Despite all the dreamy escapism that Emily in Paris offers, the series has the same issue as every other “foreign” film or series taking place in Paris — it remains extremely white. Aside from Julien’s character, a Black man with no other role than to give the main character advice, the only woman of colour is Mindy Chen, a nanny and aspiring pop singer, and she isn’t even French! In Emily’s Paris, French women are white, thin, and can afford to wear a different luxury bag everyday. As a Black woman living in Paris, this series does not even come close to my reality. It’s just a romantic fantasy that focuses on the first eight districts of the city, which are the richest and the whitest.

I know that fiction has no obligation to represent reality and the conversation about diversity is nothing new, but it’s frustrating that the representation of Paris is always the same. Almost every foreign film or series like Gossip Girl, Midnight in Paris, or Sex and the City, struggles to portray the Paris I see every day. Café de Flore is not the only bistro in Paris, people do not all look like catwalk models and there is no accordion performer on every corner. You’d think a Netflix series made in 2020 wouldn’t be stuck in the early noughties, when marginalised communities “didn’t exist”. Yet there are so many ways the creators of the show failed to diversify the storylines and the cast. Emily in Paris could have been the perfect opportunity to present a real portrait of the city, one Parisians have been craving for decades.

“We need to question why this ‘romantic’, white-washed version of Paris is the one we keep coming back to. We also need to ask why women of colour aren’t a part of the narrative”

How were the producers able to ignore the multicultural neighborhoods where different languages can be heard one metre from another? How could they, when scouting for locations to shoot in, overlook the homeless people, the unsanitary streets, the crowded underground, the rats running along Canal Saint-Martin, or even the demonstrations that take place almost every day? What about the strong police presence, the crowded streets of the Châtelet neighbourhood, the fast food restaurants, or the deafening noise of cars? Paris is a city of love, fashion and haute cuisine, but it’s also so much more. So why can’t all of this be represented in storylines set in Paris? We need to question why this “romantic”, white-washed version of Paris is the one we keep coming back to. We also need to ask why women of colour aren’t a part of the narrative.

→ **Problem 1**
According to the passage about Emily in Paris, why does the series not come close to the writer's reality? Answer in one to three sentences.
→ **Problem 2**
Name every foreign film or series that the passage about Emily in Paris gives as an example of struggling to portray the Paris the writer sees every day.
The records aren't needed for these tasks.

→ **Recorded data**

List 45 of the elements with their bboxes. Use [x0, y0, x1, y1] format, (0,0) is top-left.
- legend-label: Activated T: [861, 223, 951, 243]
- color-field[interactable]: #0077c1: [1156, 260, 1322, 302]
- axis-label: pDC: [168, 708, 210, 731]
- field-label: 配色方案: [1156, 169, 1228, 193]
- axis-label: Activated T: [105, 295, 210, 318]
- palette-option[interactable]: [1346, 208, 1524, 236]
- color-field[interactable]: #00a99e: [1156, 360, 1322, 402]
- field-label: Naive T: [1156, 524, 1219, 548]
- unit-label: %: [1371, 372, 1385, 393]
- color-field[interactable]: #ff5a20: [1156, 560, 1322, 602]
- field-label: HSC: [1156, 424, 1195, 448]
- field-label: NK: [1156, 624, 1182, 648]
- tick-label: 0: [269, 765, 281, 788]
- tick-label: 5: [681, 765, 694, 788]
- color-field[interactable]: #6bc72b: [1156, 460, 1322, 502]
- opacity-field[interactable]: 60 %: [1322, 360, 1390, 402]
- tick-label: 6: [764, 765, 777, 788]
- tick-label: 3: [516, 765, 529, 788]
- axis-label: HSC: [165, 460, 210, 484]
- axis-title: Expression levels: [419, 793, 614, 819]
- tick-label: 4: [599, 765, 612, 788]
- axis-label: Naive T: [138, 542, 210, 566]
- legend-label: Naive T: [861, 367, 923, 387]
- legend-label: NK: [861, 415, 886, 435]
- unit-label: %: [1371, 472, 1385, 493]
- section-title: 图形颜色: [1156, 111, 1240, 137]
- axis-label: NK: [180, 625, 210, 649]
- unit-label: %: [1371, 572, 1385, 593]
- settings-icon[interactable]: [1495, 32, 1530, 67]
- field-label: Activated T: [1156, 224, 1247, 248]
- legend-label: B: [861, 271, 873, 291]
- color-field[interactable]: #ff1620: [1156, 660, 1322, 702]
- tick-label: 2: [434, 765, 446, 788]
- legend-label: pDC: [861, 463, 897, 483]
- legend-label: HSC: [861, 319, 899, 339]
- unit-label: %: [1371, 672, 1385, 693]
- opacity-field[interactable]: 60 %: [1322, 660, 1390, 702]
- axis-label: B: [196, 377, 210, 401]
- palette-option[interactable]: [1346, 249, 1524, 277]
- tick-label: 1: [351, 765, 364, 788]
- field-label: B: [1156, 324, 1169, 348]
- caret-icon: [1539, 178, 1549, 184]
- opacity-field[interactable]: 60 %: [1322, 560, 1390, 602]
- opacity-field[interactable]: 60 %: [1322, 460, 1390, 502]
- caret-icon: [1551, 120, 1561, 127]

→ **Written answer 1**
The writer is a Black woman living in Paris, and the series is a romantic fantasy. It focuses on the first eight districts of the city, which are the richest and the whitest.

→ **Written answer 2**
Gossip Girl, Midnight in Paris, Sex and the City